## [Given problem]
Collect each line holding the string "образования".

## [Provided entries]

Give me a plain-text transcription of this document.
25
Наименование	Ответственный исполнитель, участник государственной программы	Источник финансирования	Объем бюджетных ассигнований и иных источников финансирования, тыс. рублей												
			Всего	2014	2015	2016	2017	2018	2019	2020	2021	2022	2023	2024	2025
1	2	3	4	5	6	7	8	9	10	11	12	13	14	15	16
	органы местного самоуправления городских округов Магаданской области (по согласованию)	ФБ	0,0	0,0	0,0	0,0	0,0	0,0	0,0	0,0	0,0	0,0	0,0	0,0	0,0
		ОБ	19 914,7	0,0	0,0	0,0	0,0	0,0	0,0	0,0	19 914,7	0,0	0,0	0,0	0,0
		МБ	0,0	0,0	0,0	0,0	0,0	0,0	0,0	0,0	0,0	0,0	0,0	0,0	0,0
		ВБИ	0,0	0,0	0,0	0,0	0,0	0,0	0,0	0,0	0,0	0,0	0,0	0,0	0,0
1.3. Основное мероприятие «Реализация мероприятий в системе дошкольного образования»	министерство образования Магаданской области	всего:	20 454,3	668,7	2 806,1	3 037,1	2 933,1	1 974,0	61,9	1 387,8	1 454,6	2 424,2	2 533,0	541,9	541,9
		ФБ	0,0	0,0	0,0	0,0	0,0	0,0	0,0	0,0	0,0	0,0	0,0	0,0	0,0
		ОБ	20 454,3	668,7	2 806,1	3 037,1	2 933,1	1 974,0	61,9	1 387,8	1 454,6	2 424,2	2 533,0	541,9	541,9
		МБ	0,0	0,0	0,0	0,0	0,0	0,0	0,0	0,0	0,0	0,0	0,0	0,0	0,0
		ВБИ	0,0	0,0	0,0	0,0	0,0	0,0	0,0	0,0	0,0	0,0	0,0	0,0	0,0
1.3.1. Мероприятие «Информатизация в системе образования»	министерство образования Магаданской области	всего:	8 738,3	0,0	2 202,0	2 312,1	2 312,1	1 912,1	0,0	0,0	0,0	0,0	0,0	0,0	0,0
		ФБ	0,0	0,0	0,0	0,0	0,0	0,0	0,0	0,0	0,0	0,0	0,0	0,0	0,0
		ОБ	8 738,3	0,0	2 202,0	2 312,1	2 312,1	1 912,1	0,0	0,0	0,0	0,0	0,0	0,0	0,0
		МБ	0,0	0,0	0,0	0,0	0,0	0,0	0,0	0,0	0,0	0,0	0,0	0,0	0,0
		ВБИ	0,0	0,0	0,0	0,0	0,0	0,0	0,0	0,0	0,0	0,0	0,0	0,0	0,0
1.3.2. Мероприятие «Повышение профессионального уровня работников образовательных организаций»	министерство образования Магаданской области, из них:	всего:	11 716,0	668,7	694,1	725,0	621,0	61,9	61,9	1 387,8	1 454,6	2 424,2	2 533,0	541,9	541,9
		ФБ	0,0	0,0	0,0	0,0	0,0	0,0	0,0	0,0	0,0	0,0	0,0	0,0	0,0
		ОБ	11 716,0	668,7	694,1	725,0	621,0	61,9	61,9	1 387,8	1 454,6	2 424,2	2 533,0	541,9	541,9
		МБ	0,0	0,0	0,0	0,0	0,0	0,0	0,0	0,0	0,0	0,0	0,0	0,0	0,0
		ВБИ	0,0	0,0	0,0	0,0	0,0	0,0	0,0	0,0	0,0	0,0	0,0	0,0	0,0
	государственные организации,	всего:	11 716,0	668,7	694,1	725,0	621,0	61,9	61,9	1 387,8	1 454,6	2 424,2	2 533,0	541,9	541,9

## [Finished exercise]
1.3. Основное мероприятие «Реализация мероприятий в системе дошкольного образования»	министерство образования Магаданской области	всего:	20 454,3	668,7	2 806,1	3 037,1	2 933,1	1 974,0	61,9	1 387,8	1 454,6	2 424,2	2 533,0	541,9	541,9
1.3.1. Мероприятие «Информатизация в системе образования»	министерство образования Магаданской области	всего:	8 738,3	0,0	2 202,0	2 312,1	2 312,1	1 912,1	0,0	0,0	0,0	0,0	0,0	0,0	0,0
1.3.2. Мероприятие «Повышение профессионального уровня работников образовательных организаций»	министерство образования Магаданской области, из них:	всего:	11 716,0	668,7	694,1	725,0	621,0	61,9	61,9	1 387,8	1 454,6	2 424,2	2 533,0	541,9	541,9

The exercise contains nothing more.